── Information provided
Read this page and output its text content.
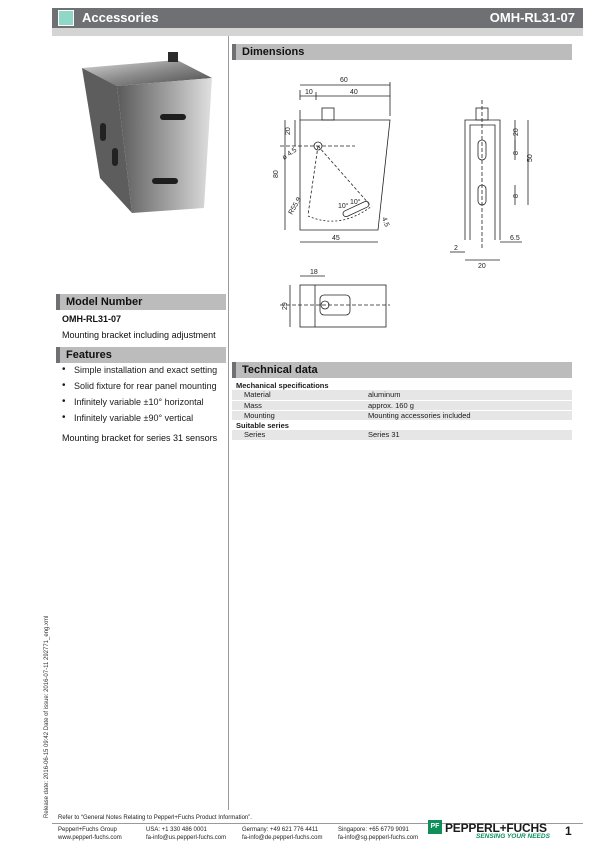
Accessories	OMH-RL31-07
Dimensions
60
10	40
20
80
45
ø 4.5
R55.9	10°
10°
4.5
20
8
50
8
6.5
2
20
18
29
Model Number
OMH-RL31-07
Mounting bracket including adjustment
Features
• Simple installation and exact setting
• Solid fixture for rear panel mounting
• Infinitely variable ±10° horizontal
• Infinitely variable ±90° vertical
Mounting bracket for series 31 sensors
Technical data
Mechanical specifications	
Material	aluminum
Mass	approx. 160 g
Mounting	Mounting accessories included
Suitable series	
Series	Series 31
Release date: 2016-06-15 09:42 Date of issue: 2016-07-11 292771_eng.xml Refer to “General Notes Relating to Pepperl+Fuchs Product Information”.
Pepperl+Fuchs Group
www.pepperl-fuchs.com
USA: +1 330 486 0001
fa-info@us.pepperl-fuchs.com
Germany: +49 621 776 4411
fa-info@de.pepperl-fuchs.com
Singapore: +65 6779 9091
fa-info@sg.pepperl-fuchs.com
PF PEPPERL+FUCHS
SENSING YOUR NEEDS 1
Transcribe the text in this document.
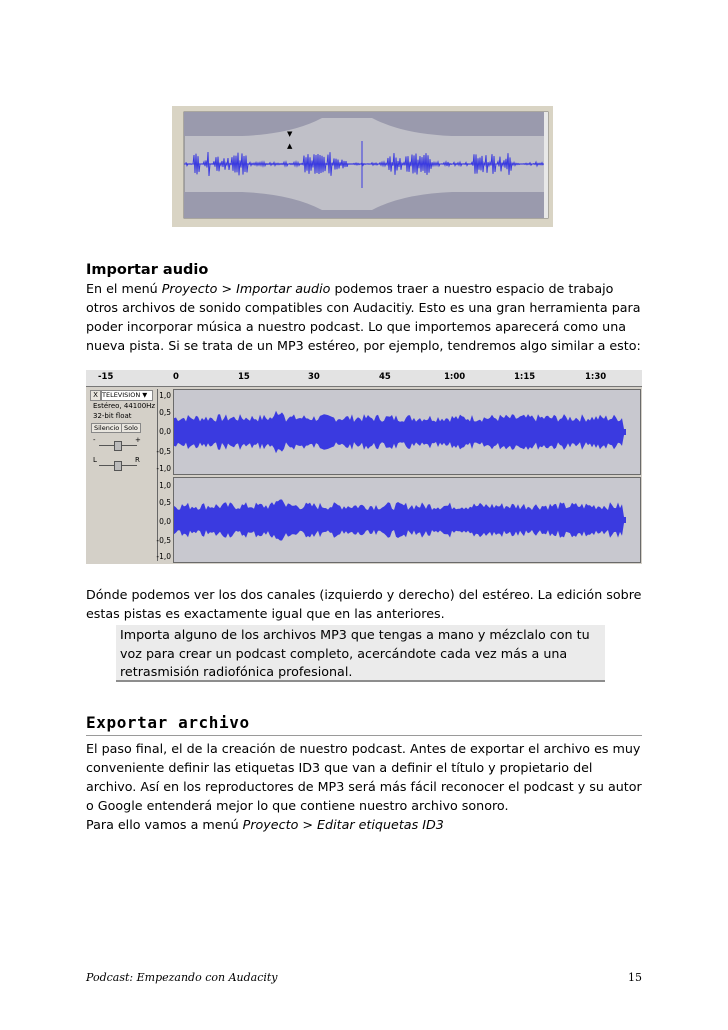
▼
▲
Importar audio
En el menú Proyecto > Importar audio podemos traer a nuestro espacio de trabajo otros archivos de sonido compatibles con Audacitiy. Esto es una gran herramienta para poder incorporar música a nuestro podcast. Lo que importemos aparecerá como una nueva pista. Si se trata de un MP3 estéreo, por ejemplo, tendremos algo similar a esto:
-15	0	15	30	45	1:00	1:15	1:30
X TELEVISION ▼
Estéreo, 44100Hz
32-bit float
Silencio Solo
-	+
L	R
1,0
0,5
0,0
-0,5
-1,0
1,0
0,5
0,0
-0,5
-1,0
Dónde podemos ver los dos canales (izquierdo y derecho) del estéreo. La edición sobre estas pistas es exactamente igual que en las anteriores.
Importa alguno de los archivos MP3 que tengas a mano y mézclalo con tu voz para crear un podcast completo, acercándote cada vez más a una retrasmisión radiofónica profesional.
Exportar archivo
El paso final, el de la creación de nuestro podcast. Antes de exportar el archivo es muy conveniente definir las etiquetas ID3 que van a definir el título y propietario del archivo. Así en los reproductores de MP3 será más fácil reconocer el podcast y su autor o Google entenderá mejor lo que contiene nuestro archivo sonoro.
Para ello vamos a menú Proyecto > Editar etiquetas ID3
Podcast: Empezando con Audacity	15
────
The task:
Count every line in the entries above where the word "variable" appears; respond with the number alone.

The completed task:
2